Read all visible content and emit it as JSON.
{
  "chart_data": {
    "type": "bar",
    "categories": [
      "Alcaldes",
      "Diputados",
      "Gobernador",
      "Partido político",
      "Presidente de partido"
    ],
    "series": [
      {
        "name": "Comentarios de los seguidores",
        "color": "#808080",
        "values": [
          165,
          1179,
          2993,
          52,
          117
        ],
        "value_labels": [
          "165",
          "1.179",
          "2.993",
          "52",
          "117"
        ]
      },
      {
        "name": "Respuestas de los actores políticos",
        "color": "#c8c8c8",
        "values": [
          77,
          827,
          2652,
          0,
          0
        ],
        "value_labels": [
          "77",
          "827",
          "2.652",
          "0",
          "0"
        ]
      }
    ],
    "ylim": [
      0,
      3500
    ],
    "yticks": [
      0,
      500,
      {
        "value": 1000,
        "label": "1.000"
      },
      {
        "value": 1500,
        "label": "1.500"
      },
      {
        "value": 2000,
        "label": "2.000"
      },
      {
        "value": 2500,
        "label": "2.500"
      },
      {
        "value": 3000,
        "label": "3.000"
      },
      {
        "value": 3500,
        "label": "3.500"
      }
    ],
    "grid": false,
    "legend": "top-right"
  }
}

# # # #

* _STATED PROBLEM_: Return the listing above word for word.

* _WORKED SOLUTION_:
Read all visible content and emit it as JSON.
{
  "chart_data": {
    "type": "bar",
    "categories": [
      "Alcaldes",
      "Diputados",
      "Gobernador",
      "Partido político",
      "Presidente de partido"
    ],
    "series": [
      {
        "name": "Comentarios de los seguidores",
        "color": "#808080",
        "values": [
          165,
          1179,
          2993,
          52,
          117
        ],
        "value_labels": [
          "165",
          "1.179",
          "2.993",
          "52",
          "117"
        ]
      },
      {
        "name": "Respuestas de los actores políticos",
        "color": "#c8c8c8",
        "values": [
          77,
          827,
          2652,
          0,
          0
        ],
        "value_labels": [
          "77",
          "827",
          "2.652",
          "0",
          "0"
        ]
      }
    ],
    "ylim": [
      0,
      3500
    ],
    "yticks": [
      0,
      500,
      {
        "value": 1000,
        "label": "1.000"
      },
      {
        "value": 1500,
        "label": "1.500"
      },
      {
        "value": 2000,
        "label": "2.000"
      },
      {
        "value": 2500,
        "label": "2.500"
      },
      {
        "value": 3000,
        "label": "3.000"
      },
      {
        "value": 3500,
        "label": "3.500"
      }
    ],
    "grid": false,
    "legend": "top-right"
  }
}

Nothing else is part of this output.